-- start Supplied entries --
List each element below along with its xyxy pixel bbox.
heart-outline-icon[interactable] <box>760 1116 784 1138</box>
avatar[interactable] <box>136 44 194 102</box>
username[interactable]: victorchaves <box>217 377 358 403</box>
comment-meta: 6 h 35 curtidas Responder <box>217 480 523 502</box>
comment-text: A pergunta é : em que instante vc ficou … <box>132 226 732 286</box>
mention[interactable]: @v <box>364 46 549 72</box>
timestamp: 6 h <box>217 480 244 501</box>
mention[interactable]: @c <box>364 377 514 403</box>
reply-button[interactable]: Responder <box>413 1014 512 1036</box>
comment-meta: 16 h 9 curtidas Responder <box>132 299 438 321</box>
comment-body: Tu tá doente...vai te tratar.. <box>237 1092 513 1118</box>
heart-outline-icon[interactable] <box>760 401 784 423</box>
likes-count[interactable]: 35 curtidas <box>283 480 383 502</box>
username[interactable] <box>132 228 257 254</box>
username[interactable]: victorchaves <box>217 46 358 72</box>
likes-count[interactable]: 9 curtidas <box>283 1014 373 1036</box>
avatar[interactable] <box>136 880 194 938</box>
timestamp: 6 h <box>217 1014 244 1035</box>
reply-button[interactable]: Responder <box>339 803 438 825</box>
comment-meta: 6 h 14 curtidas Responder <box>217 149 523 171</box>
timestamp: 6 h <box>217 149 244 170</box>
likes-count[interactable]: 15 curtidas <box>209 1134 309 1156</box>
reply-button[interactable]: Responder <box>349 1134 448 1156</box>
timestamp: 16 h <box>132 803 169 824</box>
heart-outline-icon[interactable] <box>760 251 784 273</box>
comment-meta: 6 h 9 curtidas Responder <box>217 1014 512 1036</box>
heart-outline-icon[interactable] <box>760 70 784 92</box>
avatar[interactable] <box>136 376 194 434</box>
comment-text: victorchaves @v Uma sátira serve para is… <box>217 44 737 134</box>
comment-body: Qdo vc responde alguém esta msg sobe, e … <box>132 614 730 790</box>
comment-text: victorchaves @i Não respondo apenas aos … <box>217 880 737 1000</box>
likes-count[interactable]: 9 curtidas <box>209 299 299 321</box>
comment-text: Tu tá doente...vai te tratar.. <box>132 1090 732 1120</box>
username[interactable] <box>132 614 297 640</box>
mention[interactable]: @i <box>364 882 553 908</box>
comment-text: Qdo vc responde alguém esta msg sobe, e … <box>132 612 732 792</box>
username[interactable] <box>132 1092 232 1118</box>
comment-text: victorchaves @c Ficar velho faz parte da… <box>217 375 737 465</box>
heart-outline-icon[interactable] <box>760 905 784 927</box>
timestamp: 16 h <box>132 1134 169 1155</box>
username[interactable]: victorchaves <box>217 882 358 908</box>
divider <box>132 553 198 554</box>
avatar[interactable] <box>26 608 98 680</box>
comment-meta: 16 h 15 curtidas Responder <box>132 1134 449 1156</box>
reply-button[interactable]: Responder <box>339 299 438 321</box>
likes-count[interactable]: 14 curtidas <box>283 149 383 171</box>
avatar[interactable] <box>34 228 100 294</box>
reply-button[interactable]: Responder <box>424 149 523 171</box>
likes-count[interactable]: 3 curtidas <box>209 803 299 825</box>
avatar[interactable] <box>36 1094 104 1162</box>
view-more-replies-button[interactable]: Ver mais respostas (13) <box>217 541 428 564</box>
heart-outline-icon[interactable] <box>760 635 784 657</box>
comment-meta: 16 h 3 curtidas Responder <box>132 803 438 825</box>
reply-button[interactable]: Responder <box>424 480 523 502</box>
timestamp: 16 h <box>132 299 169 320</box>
-- end Supplied entries --
**Stated task**
Can you rewrite the records above so that every "Responder" becomes "Reply" and nothing else changes?

**Solution for this problem**
List each element below along with its xyxy pixel bbox.
heart-outline-icon[interactable] <box>760 1116 784 1138</box>
avatar[interactable] <box>136 44 194 102</box>
username[interactable]: victorchaves <box>217 377 358 403</box>
comment-meta: 6 h 35 curtidas Reply <box>217 480 523 502</box>
comment-text: A pergunta é : em que instante vc ficou … <box>132 226 732 286</box>
mention[interactable]: @v <box>364 46 549 72</box>
timestamp: 6 h <box>217 480 244 501</box>
mention[interactable]: @c <box>364 377 514 403</box>
reply-button[interactable]: Reply <box>413 1014 512 1036</box>
comment-meta: 16 h 9 curtidas Reply <box>132 299 438 321</box>
comment-body: Tu tá doente...vai te tratar.. <box>237 1092 513 1118</box>
heart-outline-icon[interactable] <box>760 401 784 423</box>
likes-count[interactable]: 35 curtidas <box>283 480 383 502</box>
username[interactable] <box>132 228 257 254</box>
username[interactable]: victorchaves <box>217 46 358 72</box>
likes-count[interactable]: 9 curtidas <box>283 1014 373 1036</box>
avatar[interactable] <box>136 880 194 938</box>
timestamp: 6 h <box>217 1014 244 1035</box>
reply-button[interactable]: Reply <box>339 803 438 825</box>
comment-meta: 6 h 14 curtidas Reply <box>217 149 523 171</box>
timestamp: 6 h <box>217 149 244 170</box>
likes-count[interactable]: 15 curtidas <box>209 1134 309 1156</box>
reply-button[interactable]: Reply <box>349 1134 448 1156</box>
timestamp: 16 h <box>132 803 169 824</box>
heart-outline-icon[interactable] <box>760 251 784 273</box>
comment-meta: 6 h 9 curtidas Reply <box>217 1014 512 1036</box>
heart-outline-icon[interactable] <box>760 70 784 92</box>
avatar[interactable] <box>136 376 194 434</box>
comment-text: victorchaves @v Uma sátira serve para is… <box>217 44 737 134</box>
comment-body: Qdo vc responde alguém esta msg sobe, e … <box>132 614 730 790</box>
comment-text: victorchaves @i Não respondo apenas aos … <box>217 880 737 1000</box>
likes-count[interactable]: 9 curtidas <box>209 299 299 321</box>
comment-text: Tu tá doente...vai te tratar.. <box>132 1090 732 1120</box>
username[interactable] <box>132 614 297 640</box>
mention[interactable]: @i <box>364 882 553 908</box>
comment-text: Qdo vc responde alguém esta msg sobe, e … <box>132 612 732 792</box>
username[interactable] <box>132 1092 232 1118</box>
comment-text: victorchaves @c Ficar velho faz parte da… <box>217 375 737 465</box>
heart-outline-icon[interactable] <box>760 905 784 927</box>
timestamp: 16 h <box>132 1134 169 1155</box>
username[interactable]: victorchaves <box>217 882 358 908</box>
divider <box>132 553 198 554</box>
avatar[interactable] <box>26 608 98 680</box>
comment-meta: 16 h 15 curtidas Reply <box>132 1134 449 1156</box>
reply-button[interactable]: Reply <box>339 299 438 321</box>
likes-count[interactable]: 14 curtidas <box>283 149 383 171</box>
avatar[interactable] <box>34 228 100 294</box>
reply-button[interactable]: Reply <box>424 149 523 171</box>
likes-count[interactable]: 3 curtidas <box>209 803 299 825</box>
avatar[interactable] <box>36 1094 104 1162</box>
view-more-replies-button[interactable]: Ver mais respostas (13) <box>217 541 428 564</box>
heart-outline-icon[interactable] <box>760 635 784 657</box>
comment-meta: 16 h 3 curtidas Reply <box>132 803 438 825</box>
reply-button[interactable]: Reply <box>424 480 523 502</box>
timestamp: 16 h <box>132 299 169 320</box>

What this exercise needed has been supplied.